--- begin ---

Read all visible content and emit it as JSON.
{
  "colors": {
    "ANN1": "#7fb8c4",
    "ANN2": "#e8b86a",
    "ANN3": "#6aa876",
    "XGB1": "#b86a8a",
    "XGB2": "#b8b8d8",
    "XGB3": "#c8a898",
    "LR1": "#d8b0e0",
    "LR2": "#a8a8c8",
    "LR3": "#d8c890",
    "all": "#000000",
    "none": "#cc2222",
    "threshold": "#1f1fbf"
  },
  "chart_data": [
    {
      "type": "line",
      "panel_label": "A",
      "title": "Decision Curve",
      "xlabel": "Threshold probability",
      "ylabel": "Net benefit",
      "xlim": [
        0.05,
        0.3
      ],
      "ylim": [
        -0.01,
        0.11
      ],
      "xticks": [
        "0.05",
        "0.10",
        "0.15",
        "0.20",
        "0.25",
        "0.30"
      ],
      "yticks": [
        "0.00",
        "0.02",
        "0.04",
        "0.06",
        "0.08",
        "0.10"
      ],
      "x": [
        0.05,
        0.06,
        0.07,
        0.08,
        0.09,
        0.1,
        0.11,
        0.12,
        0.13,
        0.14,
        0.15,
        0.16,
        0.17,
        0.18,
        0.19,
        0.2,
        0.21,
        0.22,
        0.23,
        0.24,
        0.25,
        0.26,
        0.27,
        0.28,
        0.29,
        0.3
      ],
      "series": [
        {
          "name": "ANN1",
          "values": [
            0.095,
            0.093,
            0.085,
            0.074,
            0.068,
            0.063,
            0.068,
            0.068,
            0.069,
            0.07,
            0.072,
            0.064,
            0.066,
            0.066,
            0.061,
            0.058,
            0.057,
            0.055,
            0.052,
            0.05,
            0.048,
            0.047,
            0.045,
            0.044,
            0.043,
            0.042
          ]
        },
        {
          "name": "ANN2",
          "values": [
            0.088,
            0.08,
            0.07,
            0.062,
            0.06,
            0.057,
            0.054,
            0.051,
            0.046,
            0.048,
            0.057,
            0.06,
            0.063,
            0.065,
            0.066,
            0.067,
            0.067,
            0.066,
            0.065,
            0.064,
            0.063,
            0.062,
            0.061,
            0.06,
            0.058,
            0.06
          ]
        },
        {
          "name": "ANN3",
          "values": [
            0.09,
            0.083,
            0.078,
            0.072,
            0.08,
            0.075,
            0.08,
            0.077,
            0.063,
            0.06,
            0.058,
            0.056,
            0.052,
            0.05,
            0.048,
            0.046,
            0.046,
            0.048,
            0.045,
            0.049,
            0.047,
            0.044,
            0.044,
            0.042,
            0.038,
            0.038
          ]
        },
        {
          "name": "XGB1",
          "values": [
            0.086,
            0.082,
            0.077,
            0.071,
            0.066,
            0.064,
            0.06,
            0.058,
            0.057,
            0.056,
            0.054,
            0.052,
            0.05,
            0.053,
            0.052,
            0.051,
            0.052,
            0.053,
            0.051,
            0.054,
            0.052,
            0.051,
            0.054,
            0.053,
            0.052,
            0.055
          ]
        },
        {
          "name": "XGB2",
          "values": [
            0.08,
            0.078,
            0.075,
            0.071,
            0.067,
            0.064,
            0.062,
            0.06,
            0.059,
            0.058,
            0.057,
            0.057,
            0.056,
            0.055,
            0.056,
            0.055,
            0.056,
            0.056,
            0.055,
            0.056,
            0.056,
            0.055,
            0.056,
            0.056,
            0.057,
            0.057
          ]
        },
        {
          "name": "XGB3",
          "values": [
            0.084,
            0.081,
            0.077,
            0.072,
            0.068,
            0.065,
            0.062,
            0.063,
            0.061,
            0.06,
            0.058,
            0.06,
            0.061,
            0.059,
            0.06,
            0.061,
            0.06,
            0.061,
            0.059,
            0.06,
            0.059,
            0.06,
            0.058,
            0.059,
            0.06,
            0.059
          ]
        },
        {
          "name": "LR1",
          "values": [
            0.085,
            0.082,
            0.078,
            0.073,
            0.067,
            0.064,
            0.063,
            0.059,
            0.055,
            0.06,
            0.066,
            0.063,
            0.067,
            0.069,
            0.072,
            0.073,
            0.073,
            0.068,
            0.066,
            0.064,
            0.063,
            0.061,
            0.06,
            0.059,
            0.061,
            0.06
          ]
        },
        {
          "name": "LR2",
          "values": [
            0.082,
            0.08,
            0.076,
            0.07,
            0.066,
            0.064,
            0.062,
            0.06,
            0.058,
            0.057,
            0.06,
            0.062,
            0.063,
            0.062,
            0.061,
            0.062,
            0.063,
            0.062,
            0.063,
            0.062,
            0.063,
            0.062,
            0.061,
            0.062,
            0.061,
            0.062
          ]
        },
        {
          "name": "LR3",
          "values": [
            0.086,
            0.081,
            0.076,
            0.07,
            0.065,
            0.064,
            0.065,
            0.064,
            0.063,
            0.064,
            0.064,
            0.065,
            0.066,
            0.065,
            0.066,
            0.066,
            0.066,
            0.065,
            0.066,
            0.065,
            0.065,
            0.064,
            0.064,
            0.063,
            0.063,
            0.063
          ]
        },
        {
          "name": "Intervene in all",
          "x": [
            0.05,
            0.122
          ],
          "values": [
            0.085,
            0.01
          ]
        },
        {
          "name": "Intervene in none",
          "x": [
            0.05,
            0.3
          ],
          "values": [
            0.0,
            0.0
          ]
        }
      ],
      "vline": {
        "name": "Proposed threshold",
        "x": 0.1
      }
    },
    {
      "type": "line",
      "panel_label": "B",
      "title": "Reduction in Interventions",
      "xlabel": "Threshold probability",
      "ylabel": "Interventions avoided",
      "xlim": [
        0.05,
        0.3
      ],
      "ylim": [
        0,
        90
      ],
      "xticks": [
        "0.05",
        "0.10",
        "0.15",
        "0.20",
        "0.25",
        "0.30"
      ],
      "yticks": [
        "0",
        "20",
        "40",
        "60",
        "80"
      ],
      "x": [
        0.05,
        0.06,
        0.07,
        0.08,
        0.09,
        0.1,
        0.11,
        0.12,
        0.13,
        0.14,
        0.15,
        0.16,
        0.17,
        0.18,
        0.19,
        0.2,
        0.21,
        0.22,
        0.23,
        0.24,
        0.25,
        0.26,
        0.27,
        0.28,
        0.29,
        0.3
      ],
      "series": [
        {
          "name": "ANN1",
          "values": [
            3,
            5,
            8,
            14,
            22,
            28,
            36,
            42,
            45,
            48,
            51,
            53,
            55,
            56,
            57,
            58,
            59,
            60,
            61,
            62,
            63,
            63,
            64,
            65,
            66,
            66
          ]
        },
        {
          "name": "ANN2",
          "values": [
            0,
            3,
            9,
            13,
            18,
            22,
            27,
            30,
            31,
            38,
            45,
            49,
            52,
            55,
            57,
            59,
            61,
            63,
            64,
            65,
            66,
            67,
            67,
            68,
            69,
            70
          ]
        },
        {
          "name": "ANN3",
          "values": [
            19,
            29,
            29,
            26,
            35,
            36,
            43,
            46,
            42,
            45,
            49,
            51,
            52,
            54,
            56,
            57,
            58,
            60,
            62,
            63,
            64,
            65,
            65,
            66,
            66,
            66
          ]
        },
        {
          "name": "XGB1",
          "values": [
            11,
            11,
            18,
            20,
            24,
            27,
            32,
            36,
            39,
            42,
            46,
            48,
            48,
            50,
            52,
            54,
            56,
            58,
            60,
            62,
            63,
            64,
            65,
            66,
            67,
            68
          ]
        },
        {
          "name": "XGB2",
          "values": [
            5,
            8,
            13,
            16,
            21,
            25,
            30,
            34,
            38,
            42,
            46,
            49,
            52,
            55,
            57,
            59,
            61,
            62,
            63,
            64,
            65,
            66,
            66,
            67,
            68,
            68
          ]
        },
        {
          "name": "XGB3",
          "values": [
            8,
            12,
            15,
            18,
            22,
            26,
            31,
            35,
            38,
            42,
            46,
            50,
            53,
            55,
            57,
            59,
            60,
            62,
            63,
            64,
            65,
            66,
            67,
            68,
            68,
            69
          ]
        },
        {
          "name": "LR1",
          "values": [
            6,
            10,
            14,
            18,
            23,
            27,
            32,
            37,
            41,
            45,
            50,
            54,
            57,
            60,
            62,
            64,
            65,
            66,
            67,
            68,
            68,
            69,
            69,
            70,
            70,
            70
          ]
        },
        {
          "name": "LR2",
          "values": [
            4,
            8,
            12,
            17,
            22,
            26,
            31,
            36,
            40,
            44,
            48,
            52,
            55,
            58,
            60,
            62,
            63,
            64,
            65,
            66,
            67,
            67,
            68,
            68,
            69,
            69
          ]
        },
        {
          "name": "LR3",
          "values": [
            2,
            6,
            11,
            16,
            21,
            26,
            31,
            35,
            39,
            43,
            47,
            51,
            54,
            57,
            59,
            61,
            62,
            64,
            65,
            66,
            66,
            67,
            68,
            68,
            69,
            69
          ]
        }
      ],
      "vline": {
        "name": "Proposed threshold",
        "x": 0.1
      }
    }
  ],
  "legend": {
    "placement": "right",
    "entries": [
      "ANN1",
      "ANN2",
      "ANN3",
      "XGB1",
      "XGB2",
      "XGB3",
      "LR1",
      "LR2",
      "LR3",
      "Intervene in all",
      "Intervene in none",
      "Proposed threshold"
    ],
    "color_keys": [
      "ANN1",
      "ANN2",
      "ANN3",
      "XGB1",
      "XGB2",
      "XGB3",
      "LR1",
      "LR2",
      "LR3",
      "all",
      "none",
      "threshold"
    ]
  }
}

--- end ---

Of all the lines in the listing above, how many contain the word "none"? Answer with the number alone.

4